Everything from the line that contains "Give me a plain-text" through the final line of the records below should be quoted exactly, except the pictures.

[Data excerpts]
○ ○ ○ ○ ○ ○ ○
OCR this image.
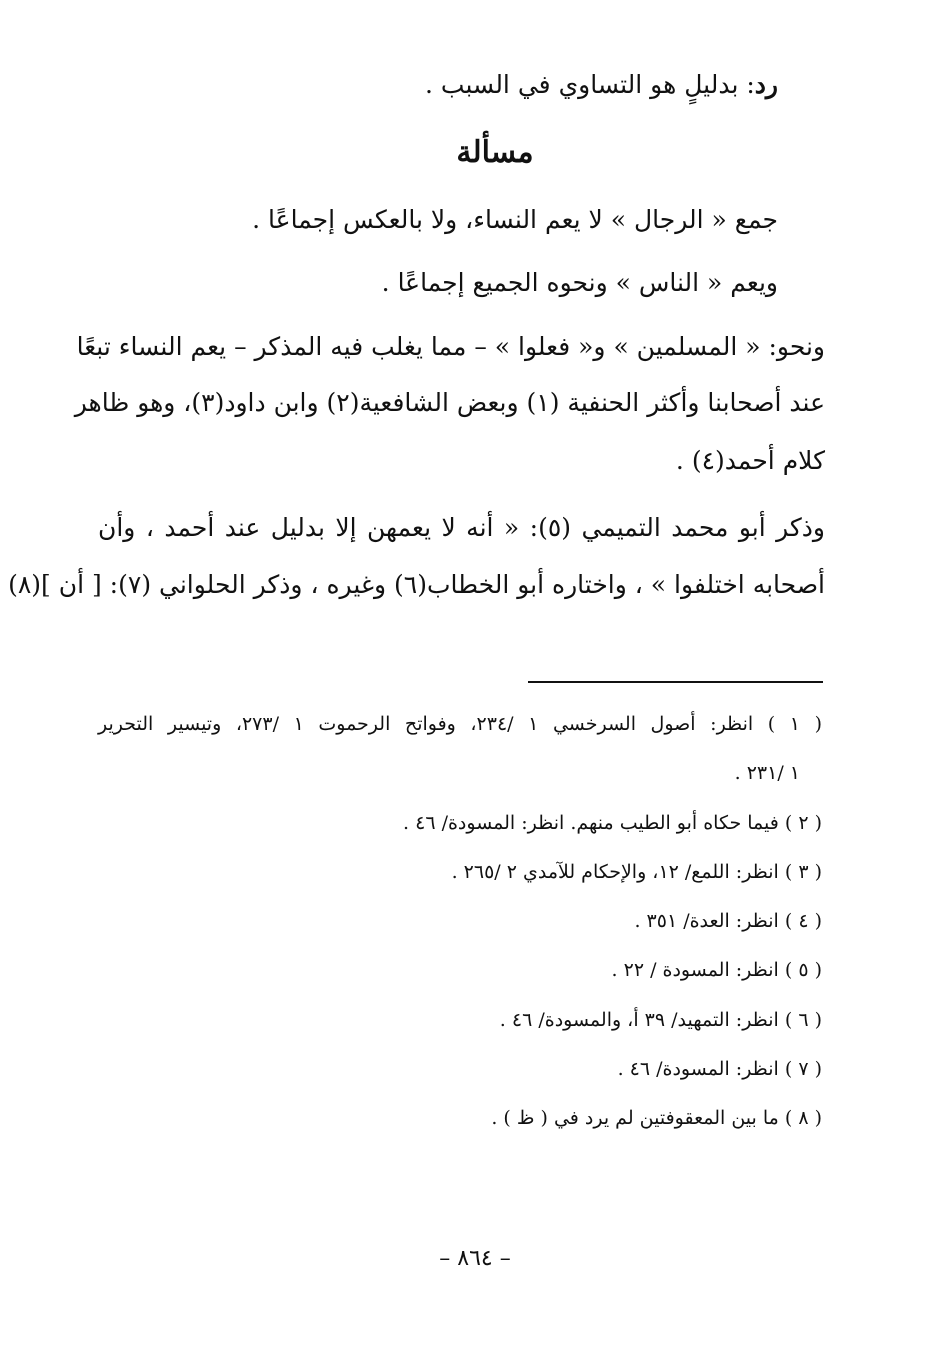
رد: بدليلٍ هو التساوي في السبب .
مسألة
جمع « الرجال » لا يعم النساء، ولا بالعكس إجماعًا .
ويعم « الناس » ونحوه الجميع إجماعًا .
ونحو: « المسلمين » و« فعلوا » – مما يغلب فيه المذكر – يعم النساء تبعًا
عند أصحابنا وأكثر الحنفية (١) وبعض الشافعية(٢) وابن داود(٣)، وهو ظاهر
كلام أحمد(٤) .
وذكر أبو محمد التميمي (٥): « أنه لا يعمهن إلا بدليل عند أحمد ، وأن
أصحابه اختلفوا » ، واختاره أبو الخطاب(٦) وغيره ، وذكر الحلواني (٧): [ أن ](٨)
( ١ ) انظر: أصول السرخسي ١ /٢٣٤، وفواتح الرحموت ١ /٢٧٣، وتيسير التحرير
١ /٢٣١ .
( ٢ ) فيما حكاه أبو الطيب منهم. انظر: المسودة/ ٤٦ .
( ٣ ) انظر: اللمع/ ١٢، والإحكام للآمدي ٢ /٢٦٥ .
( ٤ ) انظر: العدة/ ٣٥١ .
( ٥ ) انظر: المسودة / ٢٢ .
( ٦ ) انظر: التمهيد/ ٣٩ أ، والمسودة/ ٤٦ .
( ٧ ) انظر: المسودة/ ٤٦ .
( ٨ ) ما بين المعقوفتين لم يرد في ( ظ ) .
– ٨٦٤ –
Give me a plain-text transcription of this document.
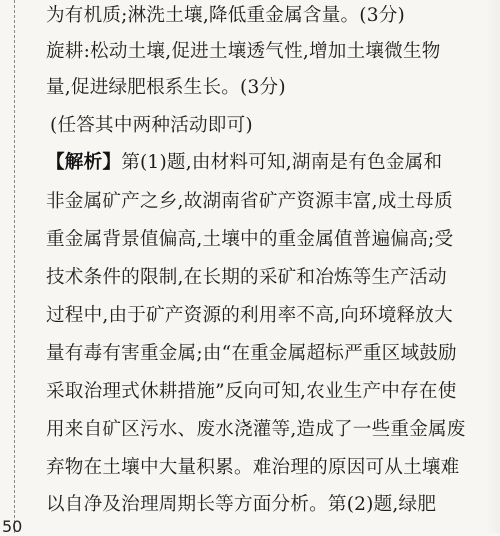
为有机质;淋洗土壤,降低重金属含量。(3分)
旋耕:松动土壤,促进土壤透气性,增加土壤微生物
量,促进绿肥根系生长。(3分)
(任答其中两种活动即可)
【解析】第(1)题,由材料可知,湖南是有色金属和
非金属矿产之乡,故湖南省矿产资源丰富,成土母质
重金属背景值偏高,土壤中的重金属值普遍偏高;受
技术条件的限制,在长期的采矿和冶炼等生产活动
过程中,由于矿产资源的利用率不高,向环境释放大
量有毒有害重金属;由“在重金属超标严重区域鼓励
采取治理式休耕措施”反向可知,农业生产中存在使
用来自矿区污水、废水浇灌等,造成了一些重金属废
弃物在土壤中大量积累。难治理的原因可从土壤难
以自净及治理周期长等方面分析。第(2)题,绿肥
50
○ ○ ○ ○ ○ ○ ○
[FINAL ANSWER]:
Give me a plain-text transcription of this document.
为有机质;淋洗土壤,降低重金属含量。(3分)
旋耕:松动土壤,促进土壤透气性,增加土壤微生物
量,促进绿肥根系生长。(3分)
(任答其中两种活动即可)
【解析】第(1)题,由材料可知,湖南是有色金属和
非金属矿产之乡,故湖南省矿产资源丰富,成土母质
重金属背景值偏高,土壤中的重金属值普遍偏高;受
技术条件的限制,在长期的采矿和冶炼等生产活动
过程中,由于矿产资源的利用率不高,向环境释放大
量有毒有害重金属;由“在重金属超标严重区域鼓励
采取治理式休耕措施”反向可知,农业生产中存在使
用来自矿区污水、废水浇灌等,造成了一些重金属废
弃物在土壤中大量积累。难治理的原因可从土壤难
以自净及治理周期长等方面分析。第(2)题,绿肥
50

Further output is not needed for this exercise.